How Did Nancy Reagan Die? The Former First Lady Had Been Suffering From Poor Health For A While
On Sunday, one of the United States' most influential first ladies passed away. Although initial reports were not specific as to how Nancy Reagan had died, by late Sunday morning, a spokeswoman had confirmed that Mrs. Reagan had succumbed to congestive heart failure, after several years of declining health. According to The New York Times, she passed at her home in Bel-Air, Los Angeles, and will be buried next to her husband, former president Ronald Reagan, at the Ronald Reagan Presidential Library in Simi Valley, California. Details of the funerals have not yet been released.
Nancy Reagan's stepson, Michael Reagan, confirmed the news on Twitter Sunday morning, writing, "I am saddened by the passing of my step mother Nancy Reagan... She is once again with the man she loved. God Bless..."
President Obama and first lady Michelle Obama expressed condolences after hearing of Mrs. Reagan's passing as well, saying she had "redefined the role" of being first lady. "Nancy Reagan once wrote that nothing could prepare you for living in the White House. She was right, of course," the Obamas wrote in a statement. "But we had a head start, because we were fortunate to benefit from her proud example, and her warm and generous advice."
Reagan certainly did carry a lot of influence during her eight years in the White House, and was known for becoming a close aide to her husband and influencing many decisions behind the scenes. The late Michael Deaver, one of Ronald Reagan's closest aides, once said that "without Nancy, there would have been no Governor Reagan, no President Reagan," according to The Mirror. Nancy Reagan convinced her husband to apologize to the nation following the controversial Iran-contra deal, according to The New York Times, and many considered her a moderating force in the presidency.

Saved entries

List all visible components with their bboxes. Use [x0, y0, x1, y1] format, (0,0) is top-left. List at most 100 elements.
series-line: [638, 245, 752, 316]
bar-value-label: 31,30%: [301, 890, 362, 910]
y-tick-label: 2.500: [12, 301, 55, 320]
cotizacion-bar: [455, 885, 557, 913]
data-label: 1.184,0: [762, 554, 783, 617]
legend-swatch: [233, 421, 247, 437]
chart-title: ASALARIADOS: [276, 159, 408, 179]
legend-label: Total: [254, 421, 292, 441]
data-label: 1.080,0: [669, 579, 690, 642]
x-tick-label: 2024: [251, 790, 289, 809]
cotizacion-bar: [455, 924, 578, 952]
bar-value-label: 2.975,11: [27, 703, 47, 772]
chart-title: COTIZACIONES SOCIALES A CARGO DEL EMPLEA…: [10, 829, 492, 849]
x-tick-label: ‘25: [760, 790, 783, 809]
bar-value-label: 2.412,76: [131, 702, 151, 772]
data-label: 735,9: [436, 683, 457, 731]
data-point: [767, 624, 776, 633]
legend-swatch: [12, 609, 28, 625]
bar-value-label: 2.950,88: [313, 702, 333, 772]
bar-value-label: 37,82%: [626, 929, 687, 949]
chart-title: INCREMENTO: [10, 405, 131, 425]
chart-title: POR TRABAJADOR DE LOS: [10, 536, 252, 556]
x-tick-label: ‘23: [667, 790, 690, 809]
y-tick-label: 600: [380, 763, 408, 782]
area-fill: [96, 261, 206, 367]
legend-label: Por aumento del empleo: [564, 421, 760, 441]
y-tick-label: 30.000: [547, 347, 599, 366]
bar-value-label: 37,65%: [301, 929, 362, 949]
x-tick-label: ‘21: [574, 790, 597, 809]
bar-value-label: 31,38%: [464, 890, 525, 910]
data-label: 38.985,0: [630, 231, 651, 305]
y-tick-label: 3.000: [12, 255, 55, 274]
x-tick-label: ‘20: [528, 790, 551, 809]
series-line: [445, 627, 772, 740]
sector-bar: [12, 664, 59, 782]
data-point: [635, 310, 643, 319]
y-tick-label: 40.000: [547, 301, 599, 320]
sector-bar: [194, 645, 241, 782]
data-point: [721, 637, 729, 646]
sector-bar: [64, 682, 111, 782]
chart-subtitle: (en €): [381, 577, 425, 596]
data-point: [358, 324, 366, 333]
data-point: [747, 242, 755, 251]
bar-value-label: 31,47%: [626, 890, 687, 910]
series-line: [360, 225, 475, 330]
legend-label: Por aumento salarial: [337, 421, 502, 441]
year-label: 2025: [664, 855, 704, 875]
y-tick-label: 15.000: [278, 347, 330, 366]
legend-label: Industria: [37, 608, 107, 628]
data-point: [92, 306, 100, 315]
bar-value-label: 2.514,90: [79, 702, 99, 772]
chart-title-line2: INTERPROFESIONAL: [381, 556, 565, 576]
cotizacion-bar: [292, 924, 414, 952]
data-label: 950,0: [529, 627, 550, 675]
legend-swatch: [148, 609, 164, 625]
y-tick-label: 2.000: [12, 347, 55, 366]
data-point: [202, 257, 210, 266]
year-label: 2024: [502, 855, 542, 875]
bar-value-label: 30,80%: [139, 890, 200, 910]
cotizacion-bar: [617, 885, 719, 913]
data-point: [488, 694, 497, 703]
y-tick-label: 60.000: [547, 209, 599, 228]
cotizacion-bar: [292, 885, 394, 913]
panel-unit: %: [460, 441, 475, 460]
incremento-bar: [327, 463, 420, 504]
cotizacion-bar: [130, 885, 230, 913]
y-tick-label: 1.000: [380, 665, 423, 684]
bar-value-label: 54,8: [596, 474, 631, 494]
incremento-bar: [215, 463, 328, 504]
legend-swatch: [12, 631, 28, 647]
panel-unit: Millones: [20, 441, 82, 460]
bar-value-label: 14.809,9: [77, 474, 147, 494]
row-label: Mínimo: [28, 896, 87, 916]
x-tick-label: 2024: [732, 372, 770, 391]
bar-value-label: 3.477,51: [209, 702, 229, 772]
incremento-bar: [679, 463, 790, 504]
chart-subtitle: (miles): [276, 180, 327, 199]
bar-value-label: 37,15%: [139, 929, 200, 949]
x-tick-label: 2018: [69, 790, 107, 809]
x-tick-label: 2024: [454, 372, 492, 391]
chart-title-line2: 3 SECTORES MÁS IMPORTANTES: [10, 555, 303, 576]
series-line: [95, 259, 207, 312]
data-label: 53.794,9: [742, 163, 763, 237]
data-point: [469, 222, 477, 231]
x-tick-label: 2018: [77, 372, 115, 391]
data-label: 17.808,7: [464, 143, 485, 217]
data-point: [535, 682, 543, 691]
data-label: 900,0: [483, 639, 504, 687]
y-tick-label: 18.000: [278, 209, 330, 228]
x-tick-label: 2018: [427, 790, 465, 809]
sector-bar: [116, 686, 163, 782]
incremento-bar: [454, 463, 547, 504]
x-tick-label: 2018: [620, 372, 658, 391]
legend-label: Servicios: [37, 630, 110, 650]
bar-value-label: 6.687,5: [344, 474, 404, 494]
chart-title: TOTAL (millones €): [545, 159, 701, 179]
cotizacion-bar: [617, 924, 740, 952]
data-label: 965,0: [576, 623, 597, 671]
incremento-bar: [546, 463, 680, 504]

Work request 1:
From the article on Nancy Reagan's death, extract the passage from "How Did Nancy" up to and including "yet been released.".
Work request 2:
Write what comes next in the article on Nancy Reagan's death, picking up after its final sentence.

Answer 1:
How Did Nancy Reagan Die? The Former First Lady Had Been Suffering From Poor Health For A While
On Sunday, one of the United States' most influential first ladies passed away. Although initial reports were not specific as to how Nancy Reagan had died, by late Sunday morning, a spokeswoman had confirmed that Mrs. Reagan had succumbed to congestive heart failure, after several years of declining health. According to The New York Times, she passed at her home in Bel-Air, Los Angeles, and will be buried next to her husband, former president Ronald Reagan, at the Ronald Reagan Presidential Library in Simi Valley, California. Details of the funerals have not yet been released.

Answer 2:
Reagan was also known for several campaigns during her husband's time as both governor and president. She campaigned strongly against alcohol and drug abuse, and became the spokesperson for the "Just Say No" campaign (which children hear to this day). She was also a supporter of the Foster Grandparents program, according to CNN, which paired senior citizen with children who needed help, allowing seniors to stay active in their community and assisting children from troubled backgrounds.
In 1987, Reagan underwent a modified radical mastectomy after being diagnosed with breast cancer, which drew criticism at the time for being invasive (but now, reminds me of Angelina Jolie's preventative mastectomy), according to The Washington Post. Only several years later, in 1994, Ronald Reagan announced that he was suffering from Alzheimer's disease, and soon after, Nancy Reagan became an outspoken supporter of Alzheimer's research. She also broke away from the more conservative views of the Republican party at the time and began advocating for embryonic stem cell research, according to The Chicago Tribune.
Reagan left behind an important legacy for future first ladies and women in general. One quote in particular, noted by The International Business Times this weekend, probably sums up her life philosophy and legacy best:
You learn something out of everything, and you come to realize more than ever that we're all here for a certain space of time, and, and then it's going to be over, and you better make this count.
Mrs. Reagan is survived by her two children, Patti and Ron.